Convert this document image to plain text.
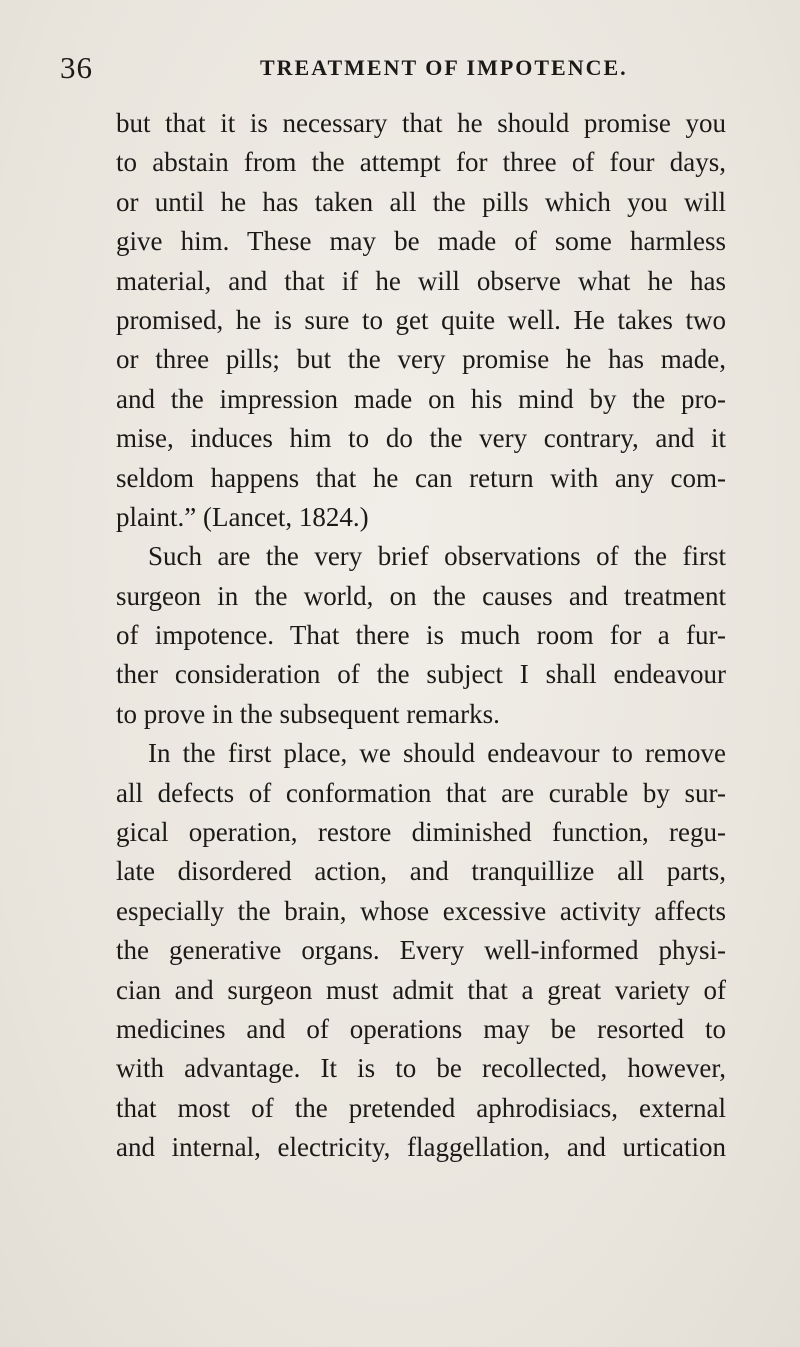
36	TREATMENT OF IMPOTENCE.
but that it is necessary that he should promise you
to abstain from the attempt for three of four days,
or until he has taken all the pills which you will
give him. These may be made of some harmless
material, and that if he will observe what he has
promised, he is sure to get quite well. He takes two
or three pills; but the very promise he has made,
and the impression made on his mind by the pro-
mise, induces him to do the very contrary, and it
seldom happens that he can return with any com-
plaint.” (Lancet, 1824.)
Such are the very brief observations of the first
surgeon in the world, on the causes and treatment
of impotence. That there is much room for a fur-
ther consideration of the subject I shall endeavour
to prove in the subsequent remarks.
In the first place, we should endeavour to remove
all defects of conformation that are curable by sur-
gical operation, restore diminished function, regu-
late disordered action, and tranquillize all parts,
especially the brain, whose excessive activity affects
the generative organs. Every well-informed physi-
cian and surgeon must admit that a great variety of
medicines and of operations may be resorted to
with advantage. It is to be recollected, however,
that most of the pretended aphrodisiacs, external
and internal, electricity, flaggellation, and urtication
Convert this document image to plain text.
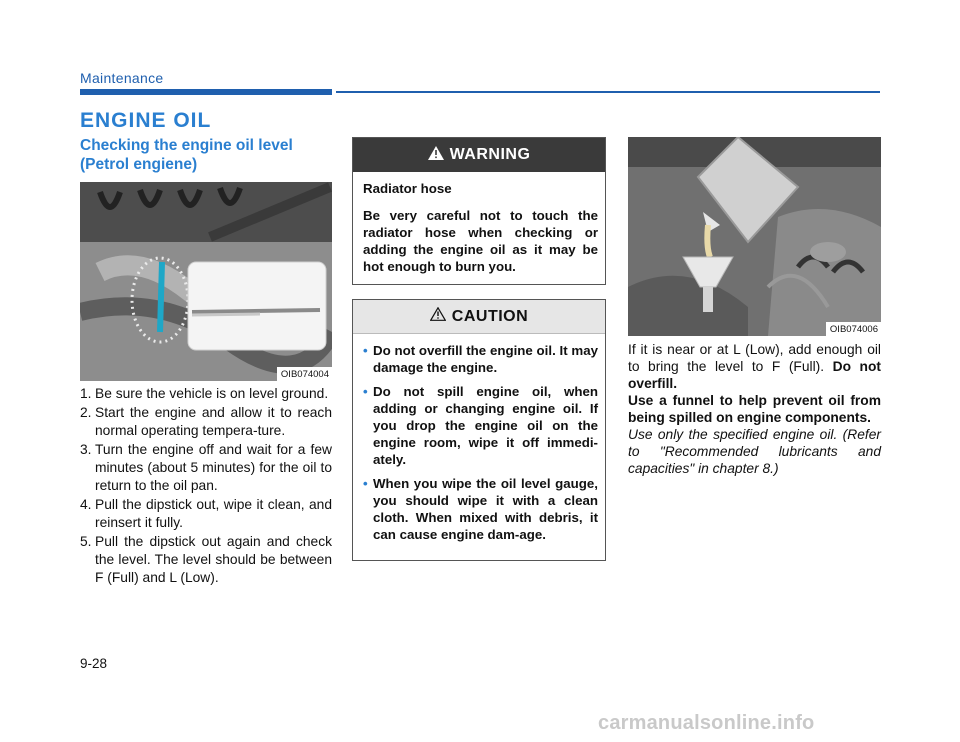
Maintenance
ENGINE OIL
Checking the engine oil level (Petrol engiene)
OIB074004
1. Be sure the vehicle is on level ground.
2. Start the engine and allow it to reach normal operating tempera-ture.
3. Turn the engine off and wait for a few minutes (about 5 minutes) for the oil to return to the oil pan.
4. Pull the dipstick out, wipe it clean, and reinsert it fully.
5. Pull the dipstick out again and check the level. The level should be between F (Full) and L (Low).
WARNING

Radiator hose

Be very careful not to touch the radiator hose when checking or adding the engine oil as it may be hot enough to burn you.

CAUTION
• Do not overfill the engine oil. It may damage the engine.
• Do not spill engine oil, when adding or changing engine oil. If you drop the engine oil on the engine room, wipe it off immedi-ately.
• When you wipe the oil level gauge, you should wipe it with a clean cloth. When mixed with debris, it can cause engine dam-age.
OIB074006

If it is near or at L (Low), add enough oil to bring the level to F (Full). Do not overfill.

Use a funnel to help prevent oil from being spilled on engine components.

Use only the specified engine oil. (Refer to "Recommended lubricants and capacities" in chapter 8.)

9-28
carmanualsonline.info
==
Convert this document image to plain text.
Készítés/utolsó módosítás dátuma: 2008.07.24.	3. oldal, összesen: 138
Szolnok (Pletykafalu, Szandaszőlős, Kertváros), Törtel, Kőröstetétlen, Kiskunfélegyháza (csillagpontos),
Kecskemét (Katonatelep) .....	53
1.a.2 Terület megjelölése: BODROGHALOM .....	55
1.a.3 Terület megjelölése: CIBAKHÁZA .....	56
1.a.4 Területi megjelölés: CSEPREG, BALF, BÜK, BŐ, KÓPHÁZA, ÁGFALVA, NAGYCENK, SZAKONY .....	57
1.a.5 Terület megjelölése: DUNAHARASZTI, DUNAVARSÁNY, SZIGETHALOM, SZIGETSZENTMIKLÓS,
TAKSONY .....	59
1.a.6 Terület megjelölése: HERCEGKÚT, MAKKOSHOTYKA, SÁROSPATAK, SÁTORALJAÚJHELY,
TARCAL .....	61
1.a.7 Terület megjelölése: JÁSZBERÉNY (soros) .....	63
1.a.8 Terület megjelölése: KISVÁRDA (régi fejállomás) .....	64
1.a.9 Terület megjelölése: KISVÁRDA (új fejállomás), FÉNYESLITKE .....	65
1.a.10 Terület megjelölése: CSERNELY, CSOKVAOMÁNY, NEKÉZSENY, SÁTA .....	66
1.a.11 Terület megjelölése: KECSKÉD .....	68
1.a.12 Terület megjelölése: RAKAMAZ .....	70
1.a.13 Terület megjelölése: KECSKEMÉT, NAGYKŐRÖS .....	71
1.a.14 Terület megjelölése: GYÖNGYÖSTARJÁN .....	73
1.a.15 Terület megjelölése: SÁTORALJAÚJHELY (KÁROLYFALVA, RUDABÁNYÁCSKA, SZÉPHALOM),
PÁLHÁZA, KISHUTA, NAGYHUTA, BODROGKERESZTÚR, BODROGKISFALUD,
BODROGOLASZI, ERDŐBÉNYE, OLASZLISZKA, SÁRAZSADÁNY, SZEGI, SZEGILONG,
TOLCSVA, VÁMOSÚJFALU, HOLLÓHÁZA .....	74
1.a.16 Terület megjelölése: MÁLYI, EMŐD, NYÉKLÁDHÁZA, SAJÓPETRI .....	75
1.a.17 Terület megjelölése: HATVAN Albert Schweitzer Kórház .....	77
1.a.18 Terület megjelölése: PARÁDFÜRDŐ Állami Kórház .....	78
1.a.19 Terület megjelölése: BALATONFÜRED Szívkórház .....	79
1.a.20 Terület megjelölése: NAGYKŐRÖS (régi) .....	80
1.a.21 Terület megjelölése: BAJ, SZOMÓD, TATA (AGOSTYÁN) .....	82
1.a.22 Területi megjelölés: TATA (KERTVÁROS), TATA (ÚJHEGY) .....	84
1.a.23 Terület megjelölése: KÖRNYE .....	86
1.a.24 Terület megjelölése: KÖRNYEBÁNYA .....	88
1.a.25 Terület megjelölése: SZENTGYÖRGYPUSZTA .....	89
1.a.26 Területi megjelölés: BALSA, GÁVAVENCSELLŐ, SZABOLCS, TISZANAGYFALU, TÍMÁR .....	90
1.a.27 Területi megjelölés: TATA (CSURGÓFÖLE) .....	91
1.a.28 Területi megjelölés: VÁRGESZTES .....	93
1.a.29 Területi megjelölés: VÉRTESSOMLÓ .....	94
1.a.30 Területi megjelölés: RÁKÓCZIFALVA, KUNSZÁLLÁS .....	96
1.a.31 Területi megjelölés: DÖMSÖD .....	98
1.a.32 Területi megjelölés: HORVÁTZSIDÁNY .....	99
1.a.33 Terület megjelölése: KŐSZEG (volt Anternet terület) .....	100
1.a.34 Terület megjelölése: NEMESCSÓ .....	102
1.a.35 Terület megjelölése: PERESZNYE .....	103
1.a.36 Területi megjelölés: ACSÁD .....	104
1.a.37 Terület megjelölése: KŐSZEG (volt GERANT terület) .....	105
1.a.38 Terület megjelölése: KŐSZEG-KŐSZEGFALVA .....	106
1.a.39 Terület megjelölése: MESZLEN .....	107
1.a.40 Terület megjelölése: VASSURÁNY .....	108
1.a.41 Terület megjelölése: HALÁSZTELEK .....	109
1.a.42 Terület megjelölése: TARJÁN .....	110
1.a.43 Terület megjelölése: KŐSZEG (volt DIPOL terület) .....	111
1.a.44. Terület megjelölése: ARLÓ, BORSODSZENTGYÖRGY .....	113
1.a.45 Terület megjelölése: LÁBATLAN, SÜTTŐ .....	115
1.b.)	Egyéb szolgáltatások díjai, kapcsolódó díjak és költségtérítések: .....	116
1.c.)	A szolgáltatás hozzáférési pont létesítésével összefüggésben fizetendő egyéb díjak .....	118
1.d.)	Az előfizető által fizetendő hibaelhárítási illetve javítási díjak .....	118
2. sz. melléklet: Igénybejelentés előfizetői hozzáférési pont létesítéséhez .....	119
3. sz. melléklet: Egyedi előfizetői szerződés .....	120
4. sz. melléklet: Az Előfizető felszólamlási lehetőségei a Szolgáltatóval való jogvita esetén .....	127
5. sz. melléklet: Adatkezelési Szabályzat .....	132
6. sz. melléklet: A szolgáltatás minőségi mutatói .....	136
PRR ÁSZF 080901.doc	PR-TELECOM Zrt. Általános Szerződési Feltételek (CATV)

## [Problem]
Collect the lines that hold "hozzáférési".

## [Solved problem]
1.c.)	A szolgáltatás hozzáférési pont létesítésével összefüggésben fizetendő egyéb díjak .....	118
2. sz. melléklet: Igénybejelentés előfizetői hozzáférési pont létesítéséhez .....	119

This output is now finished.